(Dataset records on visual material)
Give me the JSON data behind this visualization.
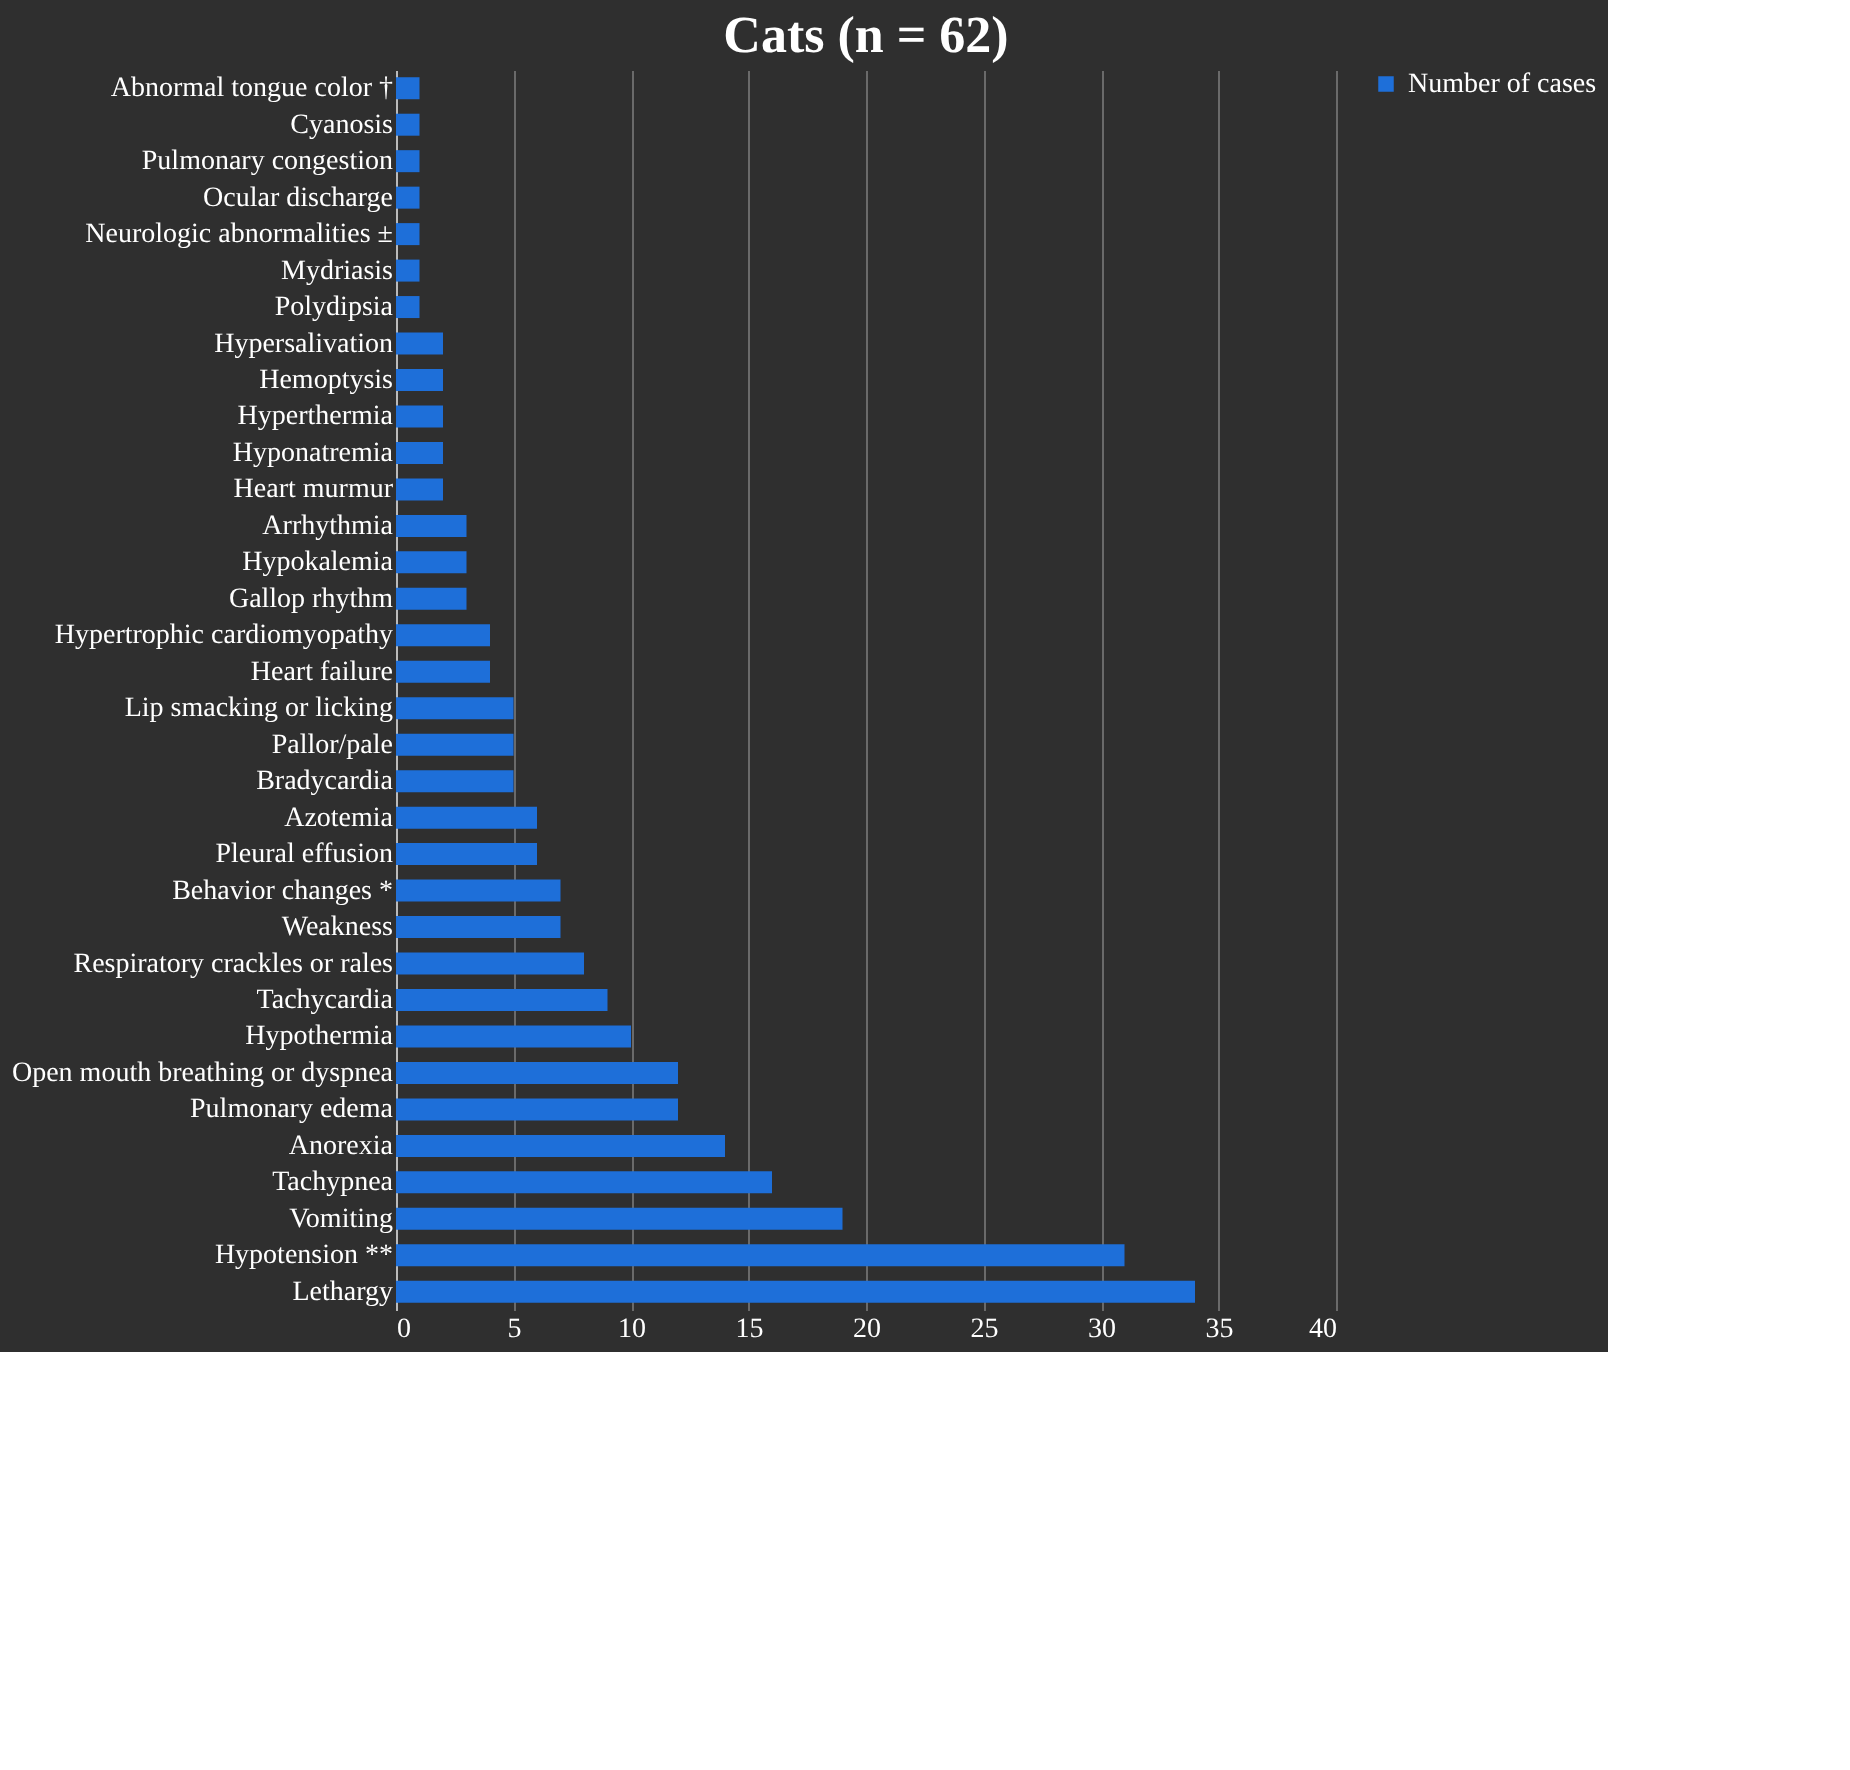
{
  "chart_data": {
    "type": "bar",
    "orientation": "horizontal",
    "title": "Cats (n = 62)",
    "categories": [
      "Abnormal tongue color †",
      "Cyanosis",
      "Pulmonary congestion",
      "Ocular discharge",
      "Neurologic abnormalities ±",
      "Mydriasis",
      "Polydipsia",
      "Hypersalivation",
      "Hemoptysis",
      "Hyperthermia",
      "Hyponatremia",
      "Heart murmur",
      "Arrhythmia",
      "Hypokalemia",
      "Gallop rhythm",
      "Hypertrophic cardiomyopathy",
      "Heart failure",
      "Lip smacking or licking",
      "Pallor/pale",
      "Bradycardia",
      "Azotemia",
      "Pleural effusion",
      "Behavior changes *",
      "Weakness",
      "Respiratory crackles or rales",
      "Tachycardia",
      "Hypothermia",
      "Open mouth breathing or dyspnea",
      "Pulmonary edema",
      "Anorexia",
      "Tachypnea",
      "Vomiting",
      "Hypotension **",
      "Lethargy"
    ],
    "series": [
      {
        "name": "Number of cases",
        "color": "#1e6fd9",
        "values": [
          1,
          1,
          1,
          1,
          1,
          1,
          1,
          2,
          2,
          2,
          2,
          2,
          3,
          3,
          3,
          4,
          4,
          5,
          5,
          5,
          6,
          6,
          7,
          7,
          8,
          9,
          10,
          12,
          12,
          14,
          16,
          19,
          31,
          34
        ]
      }
    ],
    "xlim": [
      0,
      40
    ],
    "xticks": [
      0,
      5,
      10,
      15,
      20,
      25,
      30,
      35,
      40
    ],
    "grid": "x",
    "legend": "right"
  }
}
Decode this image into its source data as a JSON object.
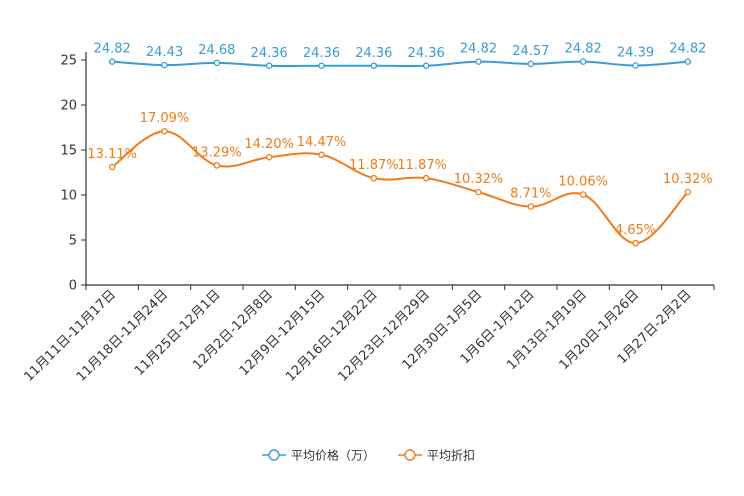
{
  "chart_data": {
    "type": "line",
    "title": "",
    "xlabel": "",
    "ylabel": "",
    "ylim": [
      0,
      25
    ],
    "yticks": [
      0,
      5,
      10,
      15,
      20,
      25
    ],
    "grid": false,
    "legend_position": "bottom",
    "categories": [
      "11月11日-11月17日",
      "11月18日-11月24日",
      "11月25日-12月1日",
      "12月2日-12月8日",
      "12月9日-12月15日",
      "12月16日-12月22日",
      "12月23日-12月29日",
      "12月30日-1月5日",
      "1月6日-1月12日",
      "1月13日-1月19日",
      "1月20日-1月26日",
      "1月27日-2月2日"
    ],
    "series": [
      {
        "name": "平均价格（万）",
        "color": "#3a9bd5",
        "values": [
          24.82,
          24.43,
          24.68,
          24.36,
          24.36,
          24.36,
          24.36,
          24.82,
          24.57,
          24.82,
          24.39,
          24.82
        ],
        "labels": [
          "24.82",
          "24.43",
          "24.68",
          "24.36",
          "24.36",
          "24.36",
          "24.36",
          "24.82",
          "24.57",
          "24.82",
          "24.39",
          "24.82"
        ]
      },
      {
        "name": "平均折扣",
        "color": "#f07c1b",
        "values": [
          13.11,
          17.09,
          13.29,
          14.2,
          14.47,
          11.87,
          11.87,
          10.32,
          8.71,
          10.06,
          4.65,
          10.32
        ],
        "labels": [
          "13.11%",
          "17.09%",
          "13.29%",
          "14.20%",
          "14.47%",
          "11.87%",
          "11.87%",
          "10.32%",
          "8.71%",
          "10.06%",
          "4.65%",
          "10.32%"
        ]
      }
    ]
  }
}
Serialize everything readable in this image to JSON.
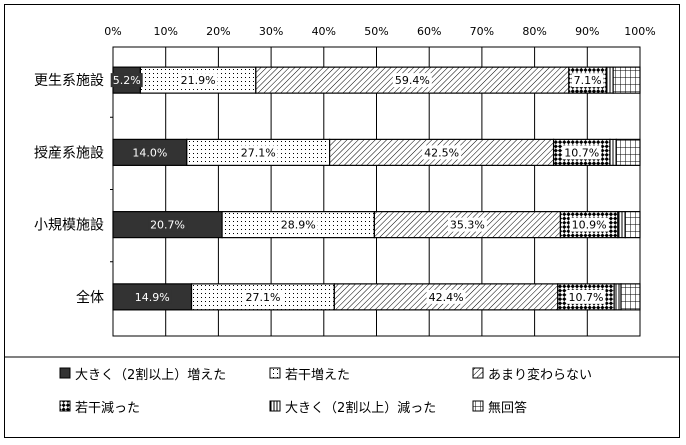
{
  "chart_data": {
    "type": "bar",
    "orientation": "horizontal",
    "stacked": "percent",
    "categories": [
      "更生系施設",
      "授産系施設",
      "小規模施設",
      "全体"
    ],
    "series": [
      {
        "name": "大きく（2割以上）増えた",
        "values": [
          5.2,
          14.0,
          20.7,
          14.9
        ],
        "labels": [
          "5.2%",
          "14.0%",
          "20.7%",
          "14.9%"
        ],
        "pattern": "dark",
        "color": "#333333"
      },
      {
        "name": "若干増えた",
        "values": [
          21.9,
          27.1,
          28.9,
          27.1
        ],
        "labels": [
          "21.9%",
          "27.1%",
          "28.9%",
          "27.1%"
        ],
        "pattern": "dots",
        "color": "#ffffff"
      },
      {
        "name": "あまり変わらない",
        "values": [
          59.4,
          42.5,
          35.3,
          42.4
        ],
        "labels": [
          "59.4%",
          "42.5%",
          "35.3%",
          "42.4%"
        ],
        "pattern": "diagonal",
        "color": "#ffffff"
      },
      {
        "name": "若干減った",
        "values": [
          7.1,
          10.7,
          10.9,
          10.7
        ],
        "labels": [
          "7.1%",
          "10.7%",
          "10.9%",
          "10.7%"
        ],
        "pattern": "checker",
        "color": "#ffffff"
      },
      {
        "name": "大きく（2割以上）減った",
        "values": [
          1.3,
          1.2,
          1.4,
          1.3
        ],
        "labels": [
          "",
          "",
          "",
          ""
        ],
        "pattern": "vertical",
        "color": "#ffffff"
      },
      {
        "name": "無回答",
        "values": [
          5.1,
          4.5,
          2.8,
          3.6
        ],
        "labels": [
          "",
          "",
          "",
          ""
        ],
        "pattern": "grid",
        "color": "#ffffff"
      }
    ],
    "x_ticks": [
      "0%",
      "10%",
      "20%",
      "30%",
      "40%",
      "50%",
      "60%",
      "70%",
      "80%",
      "90%",
      "100%"
    ],
    "xlim": [
      0,
      100
    ],
    "grid": true,
    "legend_position": "bottom"
  }
}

:: Problem requirements ::
Repeat the material above verbatim, with no pictures in the output.

:: Response to the exercise ::
Give me the JSON data behind this visualization.
{
  "chart_data": {
    "type": "bar",
    "orientation": "horizontal",
    "title": "Cats (n = 62)",
    "categories": [
      "Abnormal tongue color †",
      "Cyanosis",
      "Pulmonary congestion",
      "Ocular discharge",
      "Neurologic abnormalities ±",
      "Mydriasis",
      "Polydipsia",
      "Hypersalivation",
      "Hemoptysis",
      "Hyperthermia",
      "Hyponatremia",
      "Heart murmur",
      "Arrhythmia",
      "Hypokalemia",
      "Gallop rhythm",
      "Hypertrophic cardiomyopathy",
      "Heart failure",
      "Lip smacking or licking",
      "Pallor/pale",
      "Bradycardia",
      "Azotemia",
      "Pleural effusion",
      "Behavior changes *",
      "Weakness",
      "Respiratory crackles or rales",
      "Tachycardia",
      "Hypothermia",
      "Open mouth breathing or dyspnea",
      "Pulmonary edema",
      "Anorexia",
      "Tachypnea",
      "Vomiting",
      "Hypotension **",
      "Lethargy"
    ],
    "series": [
      {
        "name": "Number of cases",
        "color": "#1e6fd9",
        "values": [
          1,
          1,
          1,
          1,
          1,
          1,
          1,
          2,
          2,
          2,
          2,
          2,
          3,
          3,
          3,
          4,
          4,
          5,
          5,
          5,
          6,
          6,
          7,
          7,
          8,
          9,
          10,
          12,
          12,
          14,
          16,
          19,
          31,
          34
        ]
      }
    ],
    "xlim": [
      0,
      40
    ],
    "xticks": [
      0,
      5,
      10,
      15,
      20,
      25,
      30,
      35,
      40
    ],
    "grid": "x",
    "legend": "right"
  }
}
Decode this image into its source data as a JSON object.
{
  "chart_data": {
    "type": "line",
    "title": "",
    "xlabel": "",
    "ylabel": "",
    "ylim": [
      0,
      25
    ],
    "yticks": [
      0,
      5,
      10,
      15,
      20,
      25
    ],
    "grid": false,
    "legend_position": "bottom",
    "categories": [
      "11月11日-11月17日",
      "11月18日-11月24日",
      "11月25日-12月1日",
      "12月2日-12月8日",
      "12月9日-12月15日",
      "12月16日-12月22日",
      "12月23日-12月29日",
      "12月30日-1月5日",
      "1月6日-1月12日",
      "1月13日-1月19日",
      "1月20日-1月26日",
      "1月27日-2月2日"
    ],
    "series": [
      {
        "name": "平均价格（万）",
        "color": "#3a9bd5",
        "values": [
          24.82,
          24.43,
          24.68,
          24.36,
          24.36,
          24.36,
          24.36,
          24.82,
          24.57,
          24.82,
          24.39,
          24.82
        ],
        "labels": [
          "24.82",
          "24.43",
          "24.68",
          "24.36",
          "24.36",
          "24.36",
          "24.36",
          "24.82",
          "24.57",
          "24.82",
          "24.39",
          "24.82"
        ]
      },
      {
        "name": "平均折扣",
        "color": "#f07c1b",
        "values": [
          13.11,
          17.09,
          13.29,
          14.2,
          14.47,
          11.87,
          11.87,
          10.32,
          8.71,
          10.06,
          4.65,
          10.32
        ],
        "labels": [
          "13.11%",
          "17.09%",
          "13.29%",
          "14.20%",
          "14.47%",
          "11.87%",
          "11.87%",
          "10.32%",
          "8.71%",
          "10.06%",
          "4.65%",
          "10.32%"
        ]
      }
    ]
  }
}
Serialize everything readable in this image to JSON.
{
  "chart_data": {
    "type": "bar",
    "orientation": "horizontal",
    "stacked": "percent",
    "categories": [
      "更生系施設",
      "授産系施設",
      "小規模施設",
      "全体"
    ],
    "series": [
      {
        "name": "大きく（2割以上）増えた",
        "values": [
          5.2,
          14.0,
          20.7,
          14.9
        ],
        "labels": [
          "5.2%",
          "14.0%",
          "20.7%",
          "14.9%"
        ],
        "pattern": "dark",
        "color": "#333333"
      },
      {
        "name": "若干増えた",
        "values": [
          21.9,
          27.1,
          28.9,
          27.1
        ],
        "labels": [
          "21.9%",
          "27.1%",
          "28.9%",
          "27.1%"
        ],
        "pattern": "dots",
        "color": "#ffffff"
      },
      {
        "name": "あまり変わらない",
        "values": [
          59.4,
          42.5,
          35.3,
          42.4
        ],
        "labels": [
          "59.4%",
          "42.5%",
          "35.3%",
          "42.4%"
        ],
        "pattern": "diagonal",
        "color": "#ffffff"
      },
      {
        "name": "若干減った",
        "values": [
          7.1,
          10.7,
          10.9,
          10.7
        ],
        "labels": [
          "7.1%",
          "10.7%",
          "10.9%",
          "10.7%"
        ],
        "pattern": "checker",
        "color": "#ffffff"
      },
      {
        "name": "大きく（2割以上）減った",
        "values": [
          1.3,
          1.2,
          1.4,
          1.3
        ],
        "labels": [
          "",
          "",
          "",
          ""
        ],
        "pattern": "vertical",
        "color": "#ffffff"
      },
      {
        "name": "無回答",
        "values": [
          5.1,
          4.5,
          2.8,
          3.6
        ],
        "labels": [
          "",
          "",
          "",
          ""
        ],
        "pattern": "grid",
        "color": "#ffffff"
      }
    ],
    "x_ticks": [
      "0%",
      "10%",
      "20%",
      "30%",
      "40%",
      "50%",
      "60%",
      "70%",
      "80%",
      "90%",
      "100%"
    ],
    "xlim": [
      0,
      100
    ],
    "grid": true,
    "legend_position": "bottom"
  }
}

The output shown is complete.